• **Instruction**
Provide only the number of lines where "Nigeria" occurs.

== Data shown

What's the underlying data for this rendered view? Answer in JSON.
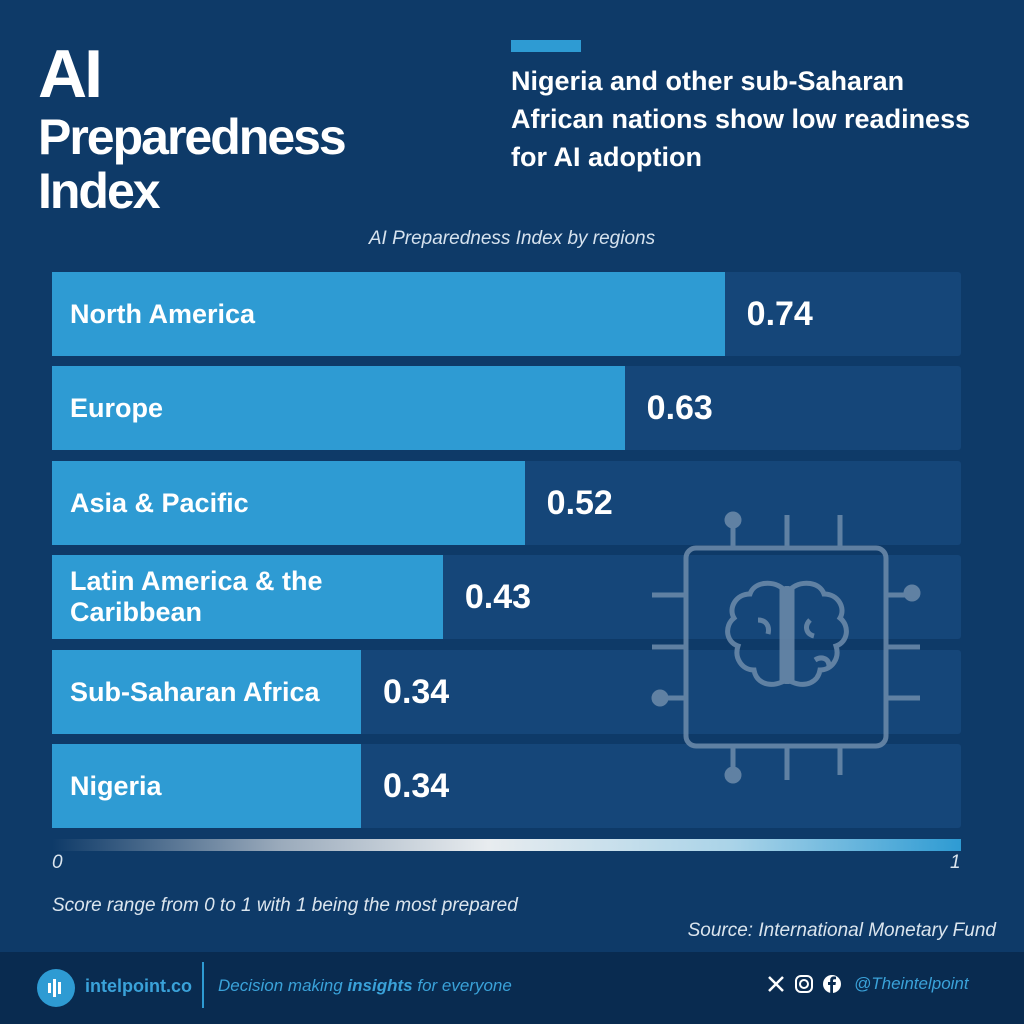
{
  "header": {
    "title_line1": "AI",
    "title_line2": "Preparedness",
    "title_line3": "Index",
    "subtitle": "Nigeria and other sub-Saharan African nations show low readiness for AI adoption"
  },
  "chart_data": {
    "type": "bar",
    "orientation": "horizontal",
    "title": "AI Preparedness Index by regions",
    "categories": [
      "North America",
      "Europe",
      "Asia & Pacific",
      "Latin America & the Caribbean",
      "Sub-Saharan Africa",
      "Nigeria"
    ],
    "values": [
      0.74,
      0.63,
      0.52,
      0.43,
      0.34,
      0.34
    ],
    "value_labels": [
      "0.74",
      "0.63",
      "0.52",
      "0.43",
      "0.34",
      "0.34"
    ],
    "xlim": [
      0,
      1
    ],
    "scale_min_label": "0",
    "scale_max_label": "1",
    "grid": false,
    "bar_color": "#2e9bd3",
    "track_color": "#154679"
  },
  "notes": {
    "range": "Score range from 0 to 1 with 1 being the most prepared",
    "source": "Source: International Monetary Fund"
  },
  "footer": {
    "brand": "intelpoint.co",
    "tagline_pre": "Decision making ",
    "tagline_bold": "insights",
    "tagline_post": " for everyone",
    "handle": "@Theintelpoint",
    "icons": [
      "x-icon",
      "instagram-icon",
      "facebook-icon"
    ]
  },
  "colors": {
    "background": "#0e3a68",
    "footer": "#092b50",
    "accent": "#2e9bd3"
  }
}
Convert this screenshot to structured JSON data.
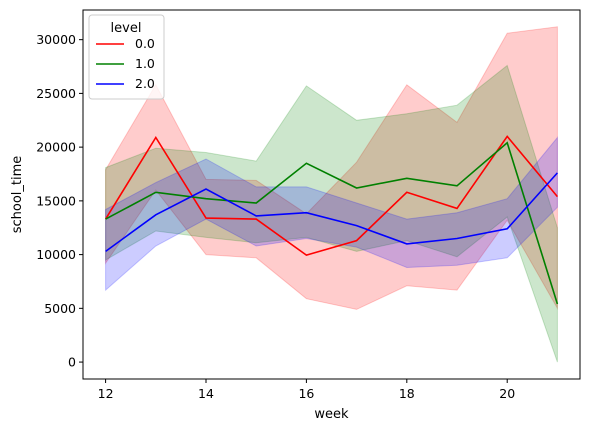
{
  "chart_data": {
    "type": "line",
    "xlabel": "week",
    "ylabel": "school_time",
    "xlim": [
      11.55,
      21.45
    ],
    "ylim": [
      -1575,
      32760
    ],
    "xticks": [
      12,
      14,
      16,
      18,
      20
    ],
    "yticks": [
      0,
      5000,
      10000,
      15000,
      20000,
      25000,
      30000
    ],
    "x": [
      12,
      13,
      14,
      15,
      16,
      17,
      18,
      19,
      20,
      21
    ],
    "legend": {
      "title": "level",
      "placement": "top-left"
    },
    "series": [
      {
        "name": "0.0",
        "color": "#ff0000",
        "values": [
          13300,
          20900,
          13400,
          13300,
          9950,
          11300,
          15800,
          14300,
          21000,
          15400
        ],
        "ci_low": [
          9200,
          16000,
          10000,
          9700,
          5900,
          4900,
          7100,
          6700,
          13200,
          5000
        ],
        "ci_high": [
          17900,
          25800,
          17000,
          16900,
          13800,
          18600,
          25800,
          22300,
          30600,
          31200
        ]
      },
      {
        "name": "1.0",
        "color": "#008000",
        "values": [
          13300,
          15800,
          15200,
          14800,
          18500,
          16200,
          17100,
          16400,
          20400,
          5400
        ],
        "ci_low": [
          9500,
          12200,
          11600,
          11100,
          11600,
          10300,
          11300,
          9800,
          13500,
          0
        ],
        "ci_high": [
          18100,
          19900,
          19500,
          18700,
          25700,
          22500,
          23100,
          23900,
          27600,
          12500
        ]
      },
      {
        "name": "2.0",
        "color": "#0000ff",
        "values": [
          10300,
          13700,
          16100,
          13600,
          13900,
          12700,
          11000,
          11500,
          12400,
          17600
        ],
        "ci_low": [
          6700,
          10800,
          13300,
          10800,
          11500,
          10700,
          8800,
          9000,
          9700,
          14400
        ],
        "ci_high": [
          14200,
          16700,
          18900,
          16300,
          16300,
          14800,
          13300,
          13900,
          15200,
          20900
        ]
      }
    ]
  }
}
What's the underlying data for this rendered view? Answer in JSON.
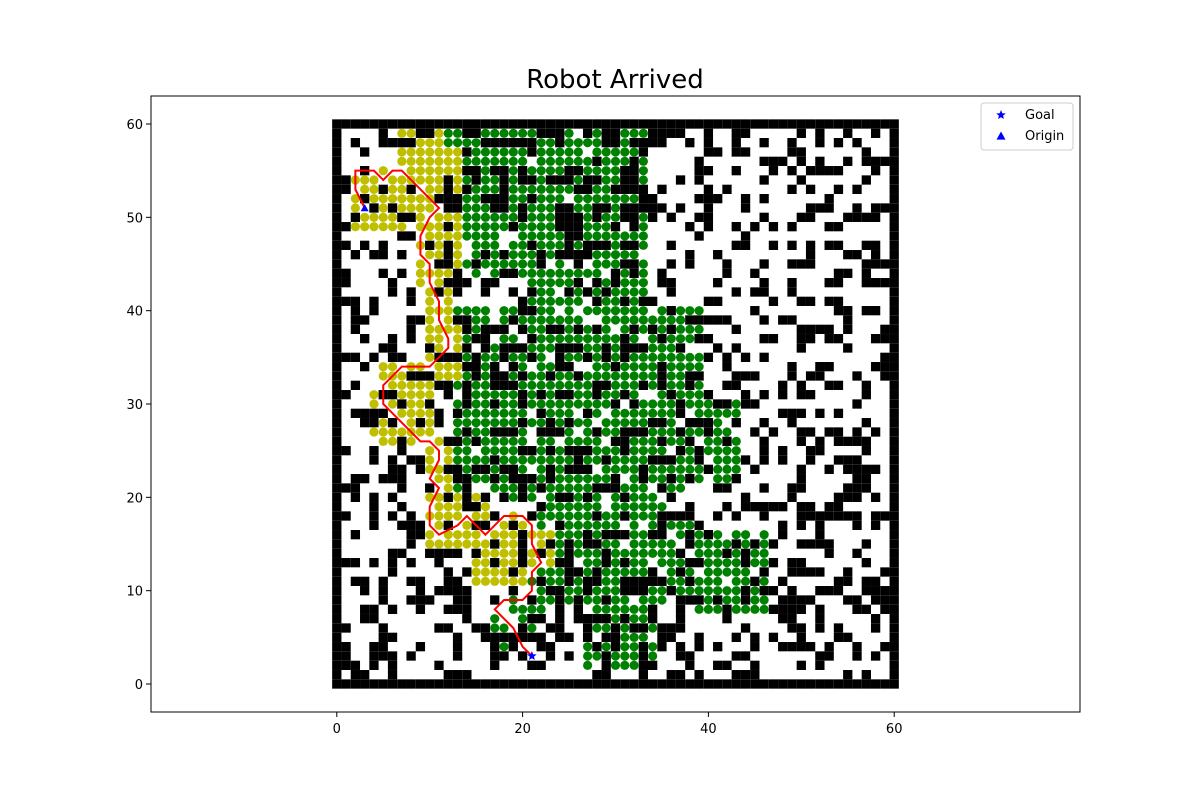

====

• **Answer**
2